The task: In the material below, find every line with "Schrading" and pull it out.

Provided entries:
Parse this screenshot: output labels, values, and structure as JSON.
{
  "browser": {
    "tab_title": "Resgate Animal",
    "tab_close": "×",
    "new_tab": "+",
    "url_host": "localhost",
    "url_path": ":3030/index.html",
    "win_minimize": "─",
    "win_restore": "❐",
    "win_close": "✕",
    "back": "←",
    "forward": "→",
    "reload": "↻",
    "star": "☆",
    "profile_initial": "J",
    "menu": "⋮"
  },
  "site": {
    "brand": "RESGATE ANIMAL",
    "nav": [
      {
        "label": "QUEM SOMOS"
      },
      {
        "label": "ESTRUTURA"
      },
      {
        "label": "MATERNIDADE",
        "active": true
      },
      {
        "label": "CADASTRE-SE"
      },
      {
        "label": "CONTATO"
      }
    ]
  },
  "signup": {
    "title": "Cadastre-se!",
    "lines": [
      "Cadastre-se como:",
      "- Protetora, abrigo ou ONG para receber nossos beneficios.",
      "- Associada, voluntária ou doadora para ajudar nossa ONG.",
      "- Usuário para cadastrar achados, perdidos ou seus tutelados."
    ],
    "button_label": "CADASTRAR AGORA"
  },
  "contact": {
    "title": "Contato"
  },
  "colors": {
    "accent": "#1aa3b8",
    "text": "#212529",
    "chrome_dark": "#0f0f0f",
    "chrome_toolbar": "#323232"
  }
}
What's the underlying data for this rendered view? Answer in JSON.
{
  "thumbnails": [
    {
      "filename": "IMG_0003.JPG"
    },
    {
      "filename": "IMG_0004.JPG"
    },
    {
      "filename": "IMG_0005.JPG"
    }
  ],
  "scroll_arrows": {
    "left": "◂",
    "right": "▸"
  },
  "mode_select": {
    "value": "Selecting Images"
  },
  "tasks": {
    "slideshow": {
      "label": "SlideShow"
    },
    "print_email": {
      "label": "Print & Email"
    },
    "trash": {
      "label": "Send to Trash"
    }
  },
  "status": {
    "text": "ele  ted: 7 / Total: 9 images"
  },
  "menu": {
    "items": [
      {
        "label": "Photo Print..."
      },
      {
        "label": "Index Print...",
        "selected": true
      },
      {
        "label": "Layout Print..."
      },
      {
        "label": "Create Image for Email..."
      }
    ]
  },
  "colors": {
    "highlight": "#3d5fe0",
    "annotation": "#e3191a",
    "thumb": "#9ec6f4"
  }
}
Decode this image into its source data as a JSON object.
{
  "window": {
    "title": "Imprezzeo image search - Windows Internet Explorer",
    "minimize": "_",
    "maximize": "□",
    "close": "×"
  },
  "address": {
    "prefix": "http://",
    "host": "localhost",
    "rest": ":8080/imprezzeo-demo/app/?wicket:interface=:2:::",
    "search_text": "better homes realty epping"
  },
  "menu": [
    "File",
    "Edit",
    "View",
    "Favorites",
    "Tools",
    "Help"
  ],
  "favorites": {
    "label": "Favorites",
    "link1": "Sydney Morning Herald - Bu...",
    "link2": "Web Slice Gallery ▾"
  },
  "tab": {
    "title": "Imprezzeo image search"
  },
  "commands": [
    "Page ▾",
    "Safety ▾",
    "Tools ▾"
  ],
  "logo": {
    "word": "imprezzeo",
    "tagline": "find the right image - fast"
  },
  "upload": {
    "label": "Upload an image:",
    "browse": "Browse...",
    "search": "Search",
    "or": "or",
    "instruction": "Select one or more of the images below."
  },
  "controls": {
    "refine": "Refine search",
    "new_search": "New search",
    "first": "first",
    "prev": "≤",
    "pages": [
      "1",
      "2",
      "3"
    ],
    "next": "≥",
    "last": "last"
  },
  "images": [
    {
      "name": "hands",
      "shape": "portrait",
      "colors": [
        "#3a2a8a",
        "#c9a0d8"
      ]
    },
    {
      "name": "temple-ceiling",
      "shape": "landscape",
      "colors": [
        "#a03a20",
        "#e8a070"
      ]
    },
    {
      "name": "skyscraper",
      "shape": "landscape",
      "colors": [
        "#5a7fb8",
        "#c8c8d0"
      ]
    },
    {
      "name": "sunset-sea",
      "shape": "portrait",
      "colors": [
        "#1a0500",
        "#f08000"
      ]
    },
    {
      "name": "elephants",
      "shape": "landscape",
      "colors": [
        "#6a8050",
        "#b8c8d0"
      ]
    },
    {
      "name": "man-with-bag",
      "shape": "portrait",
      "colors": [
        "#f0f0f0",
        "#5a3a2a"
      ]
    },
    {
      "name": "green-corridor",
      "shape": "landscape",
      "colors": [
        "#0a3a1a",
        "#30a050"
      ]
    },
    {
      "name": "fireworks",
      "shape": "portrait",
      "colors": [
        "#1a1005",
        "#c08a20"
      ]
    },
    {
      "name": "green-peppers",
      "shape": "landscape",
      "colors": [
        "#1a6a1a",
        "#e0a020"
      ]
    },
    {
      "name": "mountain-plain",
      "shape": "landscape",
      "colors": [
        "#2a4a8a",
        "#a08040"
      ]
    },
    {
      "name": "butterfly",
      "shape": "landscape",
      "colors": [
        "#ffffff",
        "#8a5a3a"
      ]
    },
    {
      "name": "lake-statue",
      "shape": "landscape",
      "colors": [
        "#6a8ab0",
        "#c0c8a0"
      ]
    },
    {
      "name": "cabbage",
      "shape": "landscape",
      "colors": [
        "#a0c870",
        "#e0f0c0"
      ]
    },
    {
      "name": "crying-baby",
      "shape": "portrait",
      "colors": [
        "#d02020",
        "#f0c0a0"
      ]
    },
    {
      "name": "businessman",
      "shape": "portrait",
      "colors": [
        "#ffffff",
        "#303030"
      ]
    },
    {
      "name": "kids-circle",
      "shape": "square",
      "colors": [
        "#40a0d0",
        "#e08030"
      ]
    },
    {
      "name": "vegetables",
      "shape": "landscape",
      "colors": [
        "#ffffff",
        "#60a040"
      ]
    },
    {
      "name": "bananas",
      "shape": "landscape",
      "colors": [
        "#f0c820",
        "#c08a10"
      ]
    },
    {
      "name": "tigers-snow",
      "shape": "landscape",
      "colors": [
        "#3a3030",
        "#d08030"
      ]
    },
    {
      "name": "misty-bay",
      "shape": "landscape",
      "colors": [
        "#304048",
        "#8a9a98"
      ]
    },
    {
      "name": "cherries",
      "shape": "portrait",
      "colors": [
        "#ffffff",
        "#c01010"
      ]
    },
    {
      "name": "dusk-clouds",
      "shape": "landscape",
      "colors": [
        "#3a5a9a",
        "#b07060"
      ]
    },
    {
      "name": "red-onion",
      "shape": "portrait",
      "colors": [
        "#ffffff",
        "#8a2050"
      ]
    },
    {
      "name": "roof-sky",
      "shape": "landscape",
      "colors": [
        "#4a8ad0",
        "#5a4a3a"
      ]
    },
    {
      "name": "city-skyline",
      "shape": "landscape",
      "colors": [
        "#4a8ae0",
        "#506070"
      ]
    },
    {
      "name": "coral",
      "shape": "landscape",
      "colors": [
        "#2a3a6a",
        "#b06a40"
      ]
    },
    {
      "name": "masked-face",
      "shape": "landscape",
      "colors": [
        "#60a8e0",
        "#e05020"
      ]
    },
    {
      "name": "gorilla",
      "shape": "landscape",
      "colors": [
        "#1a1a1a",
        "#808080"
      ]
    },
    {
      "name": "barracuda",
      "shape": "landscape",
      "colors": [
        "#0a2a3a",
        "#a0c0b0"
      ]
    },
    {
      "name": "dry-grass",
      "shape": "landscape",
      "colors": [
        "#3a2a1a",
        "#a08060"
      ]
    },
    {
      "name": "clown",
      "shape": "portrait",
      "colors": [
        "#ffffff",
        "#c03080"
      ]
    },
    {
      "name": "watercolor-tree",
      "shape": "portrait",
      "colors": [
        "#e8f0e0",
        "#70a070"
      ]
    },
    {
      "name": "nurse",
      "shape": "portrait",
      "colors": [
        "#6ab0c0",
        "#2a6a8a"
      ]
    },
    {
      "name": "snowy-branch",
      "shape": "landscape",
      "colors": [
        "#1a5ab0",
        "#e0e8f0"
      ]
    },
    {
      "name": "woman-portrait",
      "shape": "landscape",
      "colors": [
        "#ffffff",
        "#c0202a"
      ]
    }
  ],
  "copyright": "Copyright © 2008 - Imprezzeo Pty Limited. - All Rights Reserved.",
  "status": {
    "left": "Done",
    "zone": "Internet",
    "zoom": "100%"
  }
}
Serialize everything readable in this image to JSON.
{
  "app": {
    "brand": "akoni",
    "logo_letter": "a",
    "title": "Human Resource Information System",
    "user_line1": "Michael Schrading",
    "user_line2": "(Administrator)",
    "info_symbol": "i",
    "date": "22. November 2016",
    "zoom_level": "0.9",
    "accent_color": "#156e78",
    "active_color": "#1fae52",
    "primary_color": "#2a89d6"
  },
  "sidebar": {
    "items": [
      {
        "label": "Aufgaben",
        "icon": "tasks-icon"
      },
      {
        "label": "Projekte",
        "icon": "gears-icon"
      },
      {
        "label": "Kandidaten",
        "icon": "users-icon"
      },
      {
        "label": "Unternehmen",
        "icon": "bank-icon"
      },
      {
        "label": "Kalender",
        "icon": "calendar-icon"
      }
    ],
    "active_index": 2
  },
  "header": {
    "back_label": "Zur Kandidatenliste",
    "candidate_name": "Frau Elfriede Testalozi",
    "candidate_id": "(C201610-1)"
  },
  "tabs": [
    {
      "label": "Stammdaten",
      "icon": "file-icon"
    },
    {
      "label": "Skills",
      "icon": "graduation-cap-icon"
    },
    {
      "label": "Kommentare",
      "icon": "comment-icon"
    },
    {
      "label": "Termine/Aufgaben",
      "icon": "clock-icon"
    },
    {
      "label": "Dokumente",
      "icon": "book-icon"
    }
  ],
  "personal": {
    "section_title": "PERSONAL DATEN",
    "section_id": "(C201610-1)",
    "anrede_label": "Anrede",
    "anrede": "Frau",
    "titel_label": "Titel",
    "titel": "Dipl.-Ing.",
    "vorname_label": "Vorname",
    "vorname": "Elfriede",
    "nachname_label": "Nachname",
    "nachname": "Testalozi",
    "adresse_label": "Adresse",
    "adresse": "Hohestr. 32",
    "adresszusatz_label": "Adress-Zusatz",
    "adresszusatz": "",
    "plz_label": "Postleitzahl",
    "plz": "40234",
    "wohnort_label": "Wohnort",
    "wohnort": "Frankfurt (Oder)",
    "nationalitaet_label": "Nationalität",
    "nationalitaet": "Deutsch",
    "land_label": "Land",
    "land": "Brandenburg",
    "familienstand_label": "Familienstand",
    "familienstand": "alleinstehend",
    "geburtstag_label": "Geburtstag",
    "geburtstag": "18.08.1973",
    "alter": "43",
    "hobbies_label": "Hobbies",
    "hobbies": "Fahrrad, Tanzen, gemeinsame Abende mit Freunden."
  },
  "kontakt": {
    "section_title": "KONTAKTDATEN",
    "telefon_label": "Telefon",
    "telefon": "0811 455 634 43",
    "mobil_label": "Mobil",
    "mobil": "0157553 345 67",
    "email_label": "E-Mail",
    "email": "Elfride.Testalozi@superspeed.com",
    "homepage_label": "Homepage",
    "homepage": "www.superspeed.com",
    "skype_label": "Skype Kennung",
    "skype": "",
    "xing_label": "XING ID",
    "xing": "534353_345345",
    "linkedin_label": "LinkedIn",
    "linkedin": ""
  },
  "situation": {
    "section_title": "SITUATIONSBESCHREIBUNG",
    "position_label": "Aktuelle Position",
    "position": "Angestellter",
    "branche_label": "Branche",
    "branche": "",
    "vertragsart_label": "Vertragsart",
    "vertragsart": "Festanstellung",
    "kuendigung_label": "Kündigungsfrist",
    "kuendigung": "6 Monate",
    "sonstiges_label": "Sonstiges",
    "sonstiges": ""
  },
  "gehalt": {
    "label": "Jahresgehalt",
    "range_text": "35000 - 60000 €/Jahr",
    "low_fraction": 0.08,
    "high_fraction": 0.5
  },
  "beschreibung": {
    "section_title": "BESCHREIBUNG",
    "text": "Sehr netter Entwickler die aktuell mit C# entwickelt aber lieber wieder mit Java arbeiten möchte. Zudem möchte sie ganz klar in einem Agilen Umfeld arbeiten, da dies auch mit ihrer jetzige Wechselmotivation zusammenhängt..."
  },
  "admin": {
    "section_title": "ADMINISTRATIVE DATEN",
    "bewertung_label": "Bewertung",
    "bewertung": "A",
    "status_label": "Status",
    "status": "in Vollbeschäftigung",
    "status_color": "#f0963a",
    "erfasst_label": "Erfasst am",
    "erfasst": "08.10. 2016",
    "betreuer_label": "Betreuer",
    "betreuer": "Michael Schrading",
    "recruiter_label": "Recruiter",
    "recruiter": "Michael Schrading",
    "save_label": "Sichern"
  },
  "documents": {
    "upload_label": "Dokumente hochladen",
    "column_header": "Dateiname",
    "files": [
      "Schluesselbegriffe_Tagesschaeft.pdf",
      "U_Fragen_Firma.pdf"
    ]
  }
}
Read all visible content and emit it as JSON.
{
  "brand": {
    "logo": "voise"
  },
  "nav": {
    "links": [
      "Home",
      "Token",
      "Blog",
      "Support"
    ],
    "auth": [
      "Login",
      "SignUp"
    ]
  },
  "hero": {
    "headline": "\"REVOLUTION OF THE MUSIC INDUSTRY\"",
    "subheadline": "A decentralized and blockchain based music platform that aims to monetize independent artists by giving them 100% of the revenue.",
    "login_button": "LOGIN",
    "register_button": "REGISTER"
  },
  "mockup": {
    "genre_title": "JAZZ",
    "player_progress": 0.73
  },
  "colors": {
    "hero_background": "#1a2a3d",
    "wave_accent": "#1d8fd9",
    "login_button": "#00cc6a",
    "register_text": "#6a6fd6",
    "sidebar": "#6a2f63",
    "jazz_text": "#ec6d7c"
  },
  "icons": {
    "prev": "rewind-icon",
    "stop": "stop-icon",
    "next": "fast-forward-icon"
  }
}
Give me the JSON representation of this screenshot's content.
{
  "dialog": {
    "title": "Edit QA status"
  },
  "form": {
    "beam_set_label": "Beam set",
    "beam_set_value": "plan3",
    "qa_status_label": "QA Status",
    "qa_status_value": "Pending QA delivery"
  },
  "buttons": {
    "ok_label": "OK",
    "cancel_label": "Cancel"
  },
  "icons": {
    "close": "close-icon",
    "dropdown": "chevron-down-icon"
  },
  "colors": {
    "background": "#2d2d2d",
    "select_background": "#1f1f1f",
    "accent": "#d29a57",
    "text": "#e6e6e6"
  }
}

Output for this task:
    "user_line1": "Michael Schrading",
    "betreuer": "Michael Schrading",
    "recruiter": "Michael Schrading",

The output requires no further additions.